**STATED EXERCISE**
Return all lines from the listing below in which the string "this" occurs.

====== DATA LINES ======

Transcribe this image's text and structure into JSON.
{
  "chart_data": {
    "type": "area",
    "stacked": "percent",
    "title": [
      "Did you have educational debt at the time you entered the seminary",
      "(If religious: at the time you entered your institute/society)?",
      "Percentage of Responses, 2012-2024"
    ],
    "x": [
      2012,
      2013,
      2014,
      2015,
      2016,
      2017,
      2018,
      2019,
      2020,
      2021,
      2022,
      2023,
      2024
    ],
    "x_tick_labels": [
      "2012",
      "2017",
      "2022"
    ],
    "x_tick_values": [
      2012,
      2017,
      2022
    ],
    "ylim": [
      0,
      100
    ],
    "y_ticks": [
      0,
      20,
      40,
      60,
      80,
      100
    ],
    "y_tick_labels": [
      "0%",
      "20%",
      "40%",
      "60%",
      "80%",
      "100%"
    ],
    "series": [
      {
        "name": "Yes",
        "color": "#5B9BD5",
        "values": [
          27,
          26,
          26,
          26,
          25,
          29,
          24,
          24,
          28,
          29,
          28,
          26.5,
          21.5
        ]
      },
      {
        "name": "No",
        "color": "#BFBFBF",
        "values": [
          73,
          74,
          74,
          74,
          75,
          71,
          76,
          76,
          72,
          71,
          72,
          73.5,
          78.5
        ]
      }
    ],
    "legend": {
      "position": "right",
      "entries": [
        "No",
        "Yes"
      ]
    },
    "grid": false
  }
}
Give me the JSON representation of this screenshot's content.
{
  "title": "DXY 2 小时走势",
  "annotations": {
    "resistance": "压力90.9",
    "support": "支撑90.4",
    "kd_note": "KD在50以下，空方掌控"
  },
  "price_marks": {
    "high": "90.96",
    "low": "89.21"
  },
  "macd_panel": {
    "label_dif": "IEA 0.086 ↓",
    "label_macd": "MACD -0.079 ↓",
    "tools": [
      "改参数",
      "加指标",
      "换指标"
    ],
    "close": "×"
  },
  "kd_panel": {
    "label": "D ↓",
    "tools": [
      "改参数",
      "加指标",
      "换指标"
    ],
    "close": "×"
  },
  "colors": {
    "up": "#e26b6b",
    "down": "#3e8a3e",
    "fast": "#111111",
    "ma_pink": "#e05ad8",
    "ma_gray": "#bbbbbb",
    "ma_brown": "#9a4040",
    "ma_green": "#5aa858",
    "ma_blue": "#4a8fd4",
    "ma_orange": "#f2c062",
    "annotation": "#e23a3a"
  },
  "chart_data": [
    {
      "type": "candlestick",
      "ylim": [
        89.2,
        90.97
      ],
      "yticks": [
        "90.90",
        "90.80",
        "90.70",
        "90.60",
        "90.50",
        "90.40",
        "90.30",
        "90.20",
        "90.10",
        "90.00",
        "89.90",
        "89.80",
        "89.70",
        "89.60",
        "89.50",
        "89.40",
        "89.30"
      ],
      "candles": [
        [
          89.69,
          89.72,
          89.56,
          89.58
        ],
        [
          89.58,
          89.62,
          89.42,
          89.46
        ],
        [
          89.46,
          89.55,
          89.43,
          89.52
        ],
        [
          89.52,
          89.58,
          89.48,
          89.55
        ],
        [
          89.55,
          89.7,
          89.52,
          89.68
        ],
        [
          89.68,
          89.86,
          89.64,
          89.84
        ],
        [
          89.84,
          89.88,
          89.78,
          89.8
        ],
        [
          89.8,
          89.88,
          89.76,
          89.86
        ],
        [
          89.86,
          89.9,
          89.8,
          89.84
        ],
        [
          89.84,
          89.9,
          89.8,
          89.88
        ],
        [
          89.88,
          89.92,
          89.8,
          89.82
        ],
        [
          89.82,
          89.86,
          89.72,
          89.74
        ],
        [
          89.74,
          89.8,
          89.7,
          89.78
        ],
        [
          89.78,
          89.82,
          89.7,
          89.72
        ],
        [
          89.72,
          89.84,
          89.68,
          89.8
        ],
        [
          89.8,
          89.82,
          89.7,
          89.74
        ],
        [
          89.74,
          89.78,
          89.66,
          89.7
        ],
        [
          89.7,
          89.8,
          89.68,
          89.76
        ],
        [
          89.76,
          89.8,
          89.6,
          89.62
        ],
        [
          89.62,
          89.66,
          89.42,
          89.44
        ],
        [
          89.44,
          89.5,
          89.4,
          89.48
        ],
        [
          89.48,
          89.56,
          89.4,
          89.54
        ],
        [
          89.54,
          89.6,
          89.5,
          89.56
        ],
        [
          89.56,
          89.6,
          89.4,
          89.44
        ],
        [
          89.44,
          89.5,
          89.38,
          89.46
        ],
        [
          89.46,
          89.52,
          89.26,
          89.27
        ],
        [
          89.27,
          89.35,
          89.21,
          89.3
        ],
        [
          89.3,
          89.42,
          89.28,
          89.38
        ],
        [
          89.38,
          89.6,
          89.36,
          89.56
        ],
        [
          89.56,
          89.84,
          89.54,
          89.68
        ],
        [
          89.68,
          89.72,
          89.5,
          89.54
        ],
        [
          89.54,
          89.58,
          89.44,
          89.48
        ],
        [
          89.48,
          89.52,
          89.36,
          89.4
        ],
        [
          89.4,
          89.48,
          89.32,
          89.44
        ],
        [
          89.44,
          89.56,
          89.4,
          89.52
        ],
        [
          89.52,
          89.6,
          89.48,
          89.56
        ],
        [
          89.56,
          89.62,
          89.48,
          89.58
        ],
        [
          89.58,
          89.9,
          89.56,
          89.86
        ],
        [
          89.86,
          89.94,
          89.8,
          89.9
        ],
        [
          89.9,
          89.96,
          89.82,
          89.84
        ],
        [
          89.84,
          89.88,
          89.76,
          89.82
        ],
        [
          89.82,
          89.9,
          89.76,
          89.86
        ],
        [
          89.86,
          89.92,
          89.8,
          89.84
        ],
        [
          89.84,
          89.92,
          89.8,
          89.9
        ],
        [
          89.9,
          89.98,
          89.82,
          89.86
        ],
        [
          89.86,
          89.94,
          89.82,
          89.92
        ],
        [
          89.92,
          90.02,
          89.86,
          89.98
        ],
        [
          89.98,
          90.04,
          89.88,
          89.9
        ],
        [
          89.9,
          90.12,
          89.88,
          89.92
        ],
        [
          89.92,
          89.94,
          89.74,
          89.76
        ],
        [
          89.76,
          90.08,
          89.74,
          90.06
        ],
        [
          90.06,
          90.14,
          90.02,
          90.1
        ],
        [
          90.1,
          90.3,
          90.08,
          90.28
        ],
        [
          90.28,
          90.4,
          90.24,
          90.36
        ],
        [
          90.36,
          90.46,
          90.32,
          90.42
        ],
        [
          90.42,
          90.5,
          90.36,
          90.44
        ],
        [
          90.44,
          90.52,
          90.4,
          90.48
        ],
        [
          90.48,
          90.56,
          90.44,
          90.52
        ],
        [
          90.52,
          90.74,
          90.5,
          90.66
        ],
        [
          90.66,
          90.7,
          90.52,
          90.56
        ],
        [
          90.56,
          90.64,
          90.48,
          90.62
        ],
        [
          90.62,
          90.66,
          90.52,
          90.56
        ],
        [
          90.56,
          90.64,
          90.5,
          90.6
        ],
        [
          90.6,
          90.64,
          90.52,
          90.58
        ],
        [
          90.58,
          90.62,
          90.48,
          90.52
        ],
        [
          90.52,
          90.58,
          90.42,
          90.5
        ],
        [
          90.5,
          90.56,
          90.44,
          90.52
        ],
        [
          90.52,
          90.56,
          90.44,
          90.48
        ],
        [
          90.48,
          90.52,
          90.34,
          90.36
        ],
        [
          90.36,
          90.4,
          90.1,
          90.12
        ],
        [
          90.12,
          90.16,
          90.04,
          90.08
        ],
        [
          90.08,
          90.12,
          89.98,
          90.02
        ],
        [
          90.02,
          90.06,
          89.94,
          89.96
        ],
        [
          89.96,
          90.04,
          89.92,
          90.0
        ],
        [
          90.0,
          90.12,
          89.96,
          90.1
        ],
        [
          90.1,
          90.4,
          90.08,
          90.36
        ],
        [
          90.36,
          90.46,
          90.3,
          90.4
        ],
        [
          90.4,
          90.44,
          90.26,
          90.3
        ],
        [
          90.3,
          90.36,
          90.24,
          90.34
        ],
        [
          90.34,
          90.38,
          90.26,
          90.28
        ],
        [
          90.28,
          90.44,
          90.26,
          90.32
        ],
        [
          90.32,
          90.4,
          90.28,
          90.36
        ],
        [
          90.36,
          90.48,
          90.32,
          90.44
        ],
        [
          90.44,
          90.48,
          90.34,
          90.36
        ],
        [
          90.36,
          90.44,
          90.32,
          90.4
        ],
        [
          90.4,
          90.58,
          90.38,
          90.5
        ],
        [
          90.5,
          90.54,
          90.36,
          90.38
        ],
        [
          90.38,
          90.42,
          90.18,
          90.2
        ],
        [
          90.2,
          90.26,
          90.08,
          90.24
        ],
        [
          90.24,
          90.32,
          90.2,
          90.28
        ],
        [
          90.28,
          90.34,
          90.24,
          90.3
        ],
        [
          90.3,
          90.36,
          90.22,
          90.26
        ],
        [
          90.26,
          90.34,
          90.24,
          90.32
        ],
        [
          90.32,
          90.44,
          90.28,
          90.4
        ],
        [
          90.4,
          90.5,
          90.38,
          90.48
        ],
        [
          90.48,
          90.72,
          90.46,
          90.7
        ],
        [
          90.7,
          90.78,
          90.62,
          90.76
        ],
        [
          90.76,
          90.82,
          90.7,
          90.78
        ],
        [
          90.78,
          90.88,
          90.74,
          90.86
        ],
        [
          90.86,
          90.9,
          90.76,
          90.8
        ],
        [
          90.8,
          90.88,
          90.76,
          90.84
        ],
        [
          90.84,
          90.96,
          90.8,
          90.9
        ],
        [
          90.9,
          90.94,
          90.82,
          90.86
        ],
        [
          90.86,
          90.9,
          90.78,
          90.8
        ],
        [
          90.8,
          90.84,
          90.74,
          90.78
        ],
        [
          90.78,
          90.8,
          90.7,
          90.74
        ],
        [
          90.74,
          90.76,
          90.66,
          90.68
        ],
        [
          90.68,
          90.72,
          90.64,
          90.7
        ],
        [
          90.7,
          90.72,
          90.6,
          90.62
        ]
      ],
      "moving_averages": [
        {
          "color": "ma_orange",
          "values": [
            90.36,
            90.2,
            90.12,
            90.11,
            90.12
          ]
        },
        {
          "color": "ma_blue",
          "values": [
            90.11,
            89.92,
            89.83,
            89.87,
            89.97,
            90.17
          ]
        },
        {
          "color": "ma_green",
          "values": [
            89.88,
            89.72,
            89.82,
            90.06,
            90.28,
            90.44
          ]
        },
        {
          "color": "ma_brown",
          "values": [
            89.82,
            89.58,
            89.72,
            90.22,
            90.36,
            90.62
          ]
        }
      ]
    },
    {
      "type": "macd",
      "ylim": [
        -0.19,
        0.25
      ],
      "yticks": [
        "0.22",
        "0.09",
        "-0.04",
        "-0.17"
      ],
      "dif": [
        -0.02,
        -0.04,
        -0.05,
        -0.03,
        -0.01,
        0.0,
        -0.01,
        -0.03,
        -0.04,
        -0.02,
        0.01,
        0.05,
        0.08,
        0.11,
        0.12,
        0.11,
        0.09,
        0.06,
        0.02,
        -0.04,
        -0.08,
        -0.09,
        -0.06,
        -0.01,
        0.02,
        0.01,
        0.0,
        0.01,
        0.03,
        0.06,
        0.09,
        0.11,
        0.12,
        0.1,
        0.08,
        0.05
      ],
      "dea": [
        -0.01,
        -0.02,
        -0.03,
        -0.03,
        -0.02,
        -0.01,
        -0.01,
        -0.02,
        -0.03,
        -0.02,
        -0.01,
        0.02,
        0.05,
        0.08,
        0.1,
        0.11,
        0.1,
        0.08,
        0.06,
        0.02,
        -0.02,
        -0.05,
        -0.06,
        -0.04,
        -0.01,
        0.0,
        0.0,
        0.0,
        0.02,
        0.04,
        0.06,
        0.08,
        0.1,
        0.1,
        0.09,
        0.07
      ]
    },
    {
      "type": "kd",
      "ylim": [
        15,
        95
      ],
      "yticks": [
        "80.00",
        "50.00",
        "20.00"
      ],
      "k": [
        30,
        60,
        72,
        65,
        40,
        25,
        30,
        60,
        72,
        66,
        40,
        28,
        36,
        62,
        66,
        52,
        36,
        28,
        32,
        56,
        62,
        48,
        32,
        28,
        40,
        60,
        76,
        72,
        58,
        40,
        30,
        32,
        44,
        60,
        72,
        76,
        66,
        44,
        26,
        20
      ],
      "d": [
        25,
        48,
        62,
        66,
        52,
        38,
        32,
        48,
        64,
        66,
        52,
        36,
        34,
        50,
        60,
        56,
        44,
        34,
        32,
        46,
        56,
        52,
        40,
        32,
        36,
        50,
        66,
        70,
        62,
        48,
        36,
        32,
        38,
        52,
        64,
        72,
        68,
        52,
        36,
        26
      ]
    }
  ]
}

======

**FULL OUTPUT**
Transcribe this image's text and structure into JSON.
Give me the JSON representation of this screenshot's content.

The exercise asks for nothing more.